▶ [Exercise] Return every line of the records below verbatim, with no pictures in the copy.
'''
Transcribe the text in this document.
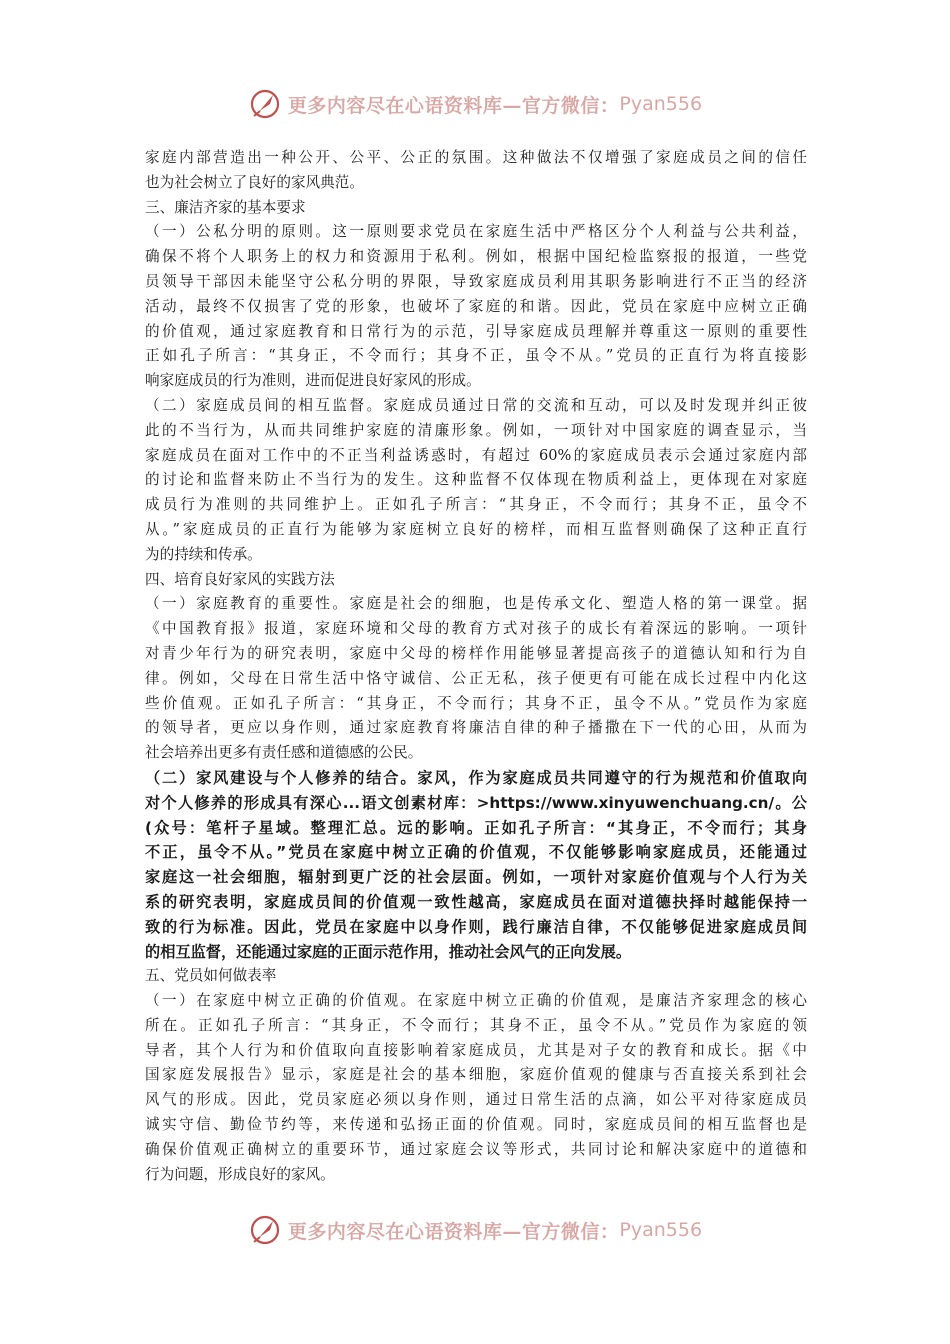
更多内容尽在心语资料库—官方微信： Pyan556
家庭内部营造出一种公开、公平、公正的氛围。这种做法不仅增强了家庭成员之间的信任
也为社会树立了良好的家风典范。
三、廉洁齐家的基本要求
（一）公私分明的原则。这一原则要求党员在家庭生活中严格区分个人利益与公共利益，
确保不将个人职务上的权力和资源用于私利。例如，根据中国纪检监察报的报道，一些党
员领导干部因未能坚守公私分明的界限，导致家庭成员利用其职务影响进行不正当的经济
活动，最终不仅损害了党的形象，也破坏了家庭的和谐。因此，党员在家庭中应树立正确
的价值观，通过家庭教育和日常行为的示范，引导家庭成员理解并尊重这一原则的重要性
正如孔子所言：“其身正，不令而行；其身不正，虽令不从。”党员的正直行为将直接影
响家庭成员的行为准则，进而促进良好家风的形成。
（二）家庭成员间的相互监督。家庭成员通过日常的交流和互动，可以及时发现并纠正彼
此的不当行为，从而共同维护家庭的清廉形象。例如，一项针对中国家庭的调查显示，当
家庭成员在面对工作中的不正当利益诱惑时，有超过 60%的家庭成员表示会通过家庭内部
的讨论和监督来防止不当行为的发生。这种监督不仅体现在物质利益上，更体现在对家庭
成员行为准则的共同维护上。正如孔子所言：“其身正，不令而行；其身不正，虽令不
从。”家庭成员的正直行为能够为家庭树立良好的榜样，而相互监督则确保了这种正直行
为的持续和传承。
四、培育良好家风的实践方法
（一）家庭教育的重要性。家庭是社会的细胞，也是传承文化、塑造人格的第一课堂。据
《中国教育报》报道，家庭环境和父母的教育方式对孩子的成长有着深远的影响。一项针
对青少年行为的研究表明，家庭中父母的榜样作用能够显著提高孩子的道德认知和行为自
律。例如，父母在日常生活中恪守诚信、公正无私，孩子便更有可能在成长过程中内化这
些价值观。正如孔子所言：“其身正，不令而行；其身不正，虽令不从。”党员作为家庭
的领导者，更应以身作则，通过家庭教育将廉洁自律的种子播撒在下一代的心田，从而为
社会培养出更多有责任感和道德感的公民。
（二）家风建设与个人修养的结合。家风，作为家庭成员共同遵守的行为规范和价值取向
对个人修养的形成具有深心...语文创素材库：>https://www.xinyuwenchuang.cn/。公
(众号：笔杆子星域。整理汇总。远的影响。正如孔子所言：“其身正，不令而行；其身
不正，虽令不从。”党员在家庭中树立正确的价值观，不仅能够影响家庭成员，还能通过
家庭这一社会细胞，辐射到更广泛的社会层面。例如，一项针对家庭价值观与个人行为关
系的研究表明，家庭成员间的价值观一致性越高，家庭成员在面对道德抉择时越能保持一
致的行为标准。因此，党员在家庭中以身作则，践行廉洁自律，不仅能够促进家庭成员间
的相互监督，还能通过家庭的正面示范作用，推动社会风气的正向发展。
五、党员如何做表率
（一）在家庭中树立正确的价值观。在家庭中树立正确的价值观，是廉洁齐家理念的核心
所在。正如孔子所言：“其身正，不令而行；其身不正，虽令不从。”党员作为家庭的领
导者，其个人行为和价值取向直接影响着家庭成员，尤其是对子女的教育和成长。据《中
国家庭发展报告》显示，家庭是社会的基本细胞，家庭价值观的健康与否直接关系到社会
风气的形成。因此，党员家庭必须以身作则，通过日常生活的点滴，如公平对待家庭成员
诚实守信、勤俭节约等，来传递和弘扬正面的价值观。同时，家庭成员间的相互监督也是
确保价值观正确树立的重要环节，通过家庭会议等形式，共同讨论和解决家庭中的道德和
行为问题，形成良好的家风。
更多内容尽在心语资料库—官方微信： Pyan556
'''
▶ [Exercise output]
Transcribe the text in this document.
更多内容尽在心语资料库—官方微信： Pyan556
家庭内部营造出一种公开、公平、公正的氛围。这种做法不仅增强了家庭成员之间的信任
也为社会树立了良好的家风典范。
三、廉洁齐家的基本要求
（一）公私分明的原则。这一原则要求党员在家庭生活中严格区分个人利益与公共利益，
确保不将个人职务上的权力和资源用于私利。例如，根据中国纪检监察报的报道，一些党
员领导干部因未能坚守公私分明的界限，导致家庭成员利用其职务影响进行不正当的经济
活动，最终不仅损害了党的形象，也破坏了家庭的和谐。因此，党员在家庭中应树立正确
的价值观，通过家庭教育和日常行为的示范，引导家庭成员理解并尊重这一原则的重要性
正如孔子所言：“其身正，不令而行；其身不正，虽令不从。”党员的正直行为将直接影
响家庭成员的行为准则，进而促进良好家风的形成。
（二）家庭成员间的相互监督。家庭成员通过日常的交流和互动，可以及时发现并纠正彼
此的不当行为，从而共同维护家庭的清廉形象。例如，一项针对中国家庭的调查显示，当
家庭成员在面对工作中的不正当利益诱惑时，有超过 60%的家庭成员表示会通过家庭内部
的讨论和监督来防止不当行为的发生。这种监督不仅体现在物质利益上，更体现在对家庭
成员行为准则的共同维护上。正如孔子所言：“其身正，不令而行；其身不正，虽令不
从。”家庭成员的正直行为能够为家庭树立良好的榜样，而相互监督则确保了这种正直行
为的持续和传承。
四、培育良好家风的实践方法
（一）家庭教育的重要性。家庭是社会的细胞，也是传承文化、塑造人格的第一课堂。据
《中国教育报》报道，家庭环境和父母的教育方式对孩子的成长有着深远的影响。一项针
对青少年行为的研究表明，家庭中父母的榜样作用能够显著提高孩子的道德认知和行为自
律。例如，父母在日常生活中恪守诚信、公正无私，孩子便更有可能在成长过程中内化这
些价值观。正如孔子所言：“其身正，不令而行；其身不正，虽令不从。”党员作为家庭
的领导者，更应以身作则，通过家庭教育将廉洁自律的种子播撒在下一代的心田，从而为
社会培养出更多有责任感和道德感的公民。
（二）家风建设与个人修养的结合。家风，作为家庭成员共同遵守的行为规范和价值取向
对个人修养的形成具有深心...语文创素材库：>https://www.xinyuwenchuang.cn/。公
(众号：笔杆子星域。整理汇总。远的影响。正如孔子所言：“其身正，不令而行；其身
不正，虽令不从。”党员在家庭中树立正确的价值观，不仅能够影响家庭成员，还能通过
家庭这一社会细胞，辐射到更广泛的社会层面。例如，一项针对家庭价值观与个人行为关
系的研究表明，家庭成员间的价值观一致性越高，家庭成员在面对道德抉择时越能保持一
致的行为标准。因此，党员在家庭中以身作则，践行廉洁自律，不仅能够促进家庭成员间
的相互监督，还能通过家庭的正面示范作用，推动社会风气的正向发展。
五、党员如何做表率
（一）在家庭中树立正确的价值观。在家庭中树立正确的价值观，是廉洁齐家理念的核心
所在。正如孔子所言：“其身正，不令而行；其身不正，虽令不从。”党员作为家庭的领
导者，其个人行为和价值取向直接影响着家庭成员，尤其是对子女的教育和成长。据《中
国家庭发展报告》显示，家庭是社会的基本细胞，家庭价值观的健康与否直接关系到社会
风气的形成。因此，党员家庭必须以身作则，通过日常生活的点滴，如公平对待家庭成员
诚实守信、勤俭节约等，来传递和弘扬正面的价值观。同时，家庭成员间的相互监督也是
确保价值观正确树立的重要环节，通过家庭会议等形式，共同讨论和解决家庭中的道德和
行为问题，形成良好的家风。
更多内容尽在心语资料库—官方微信： Pyan556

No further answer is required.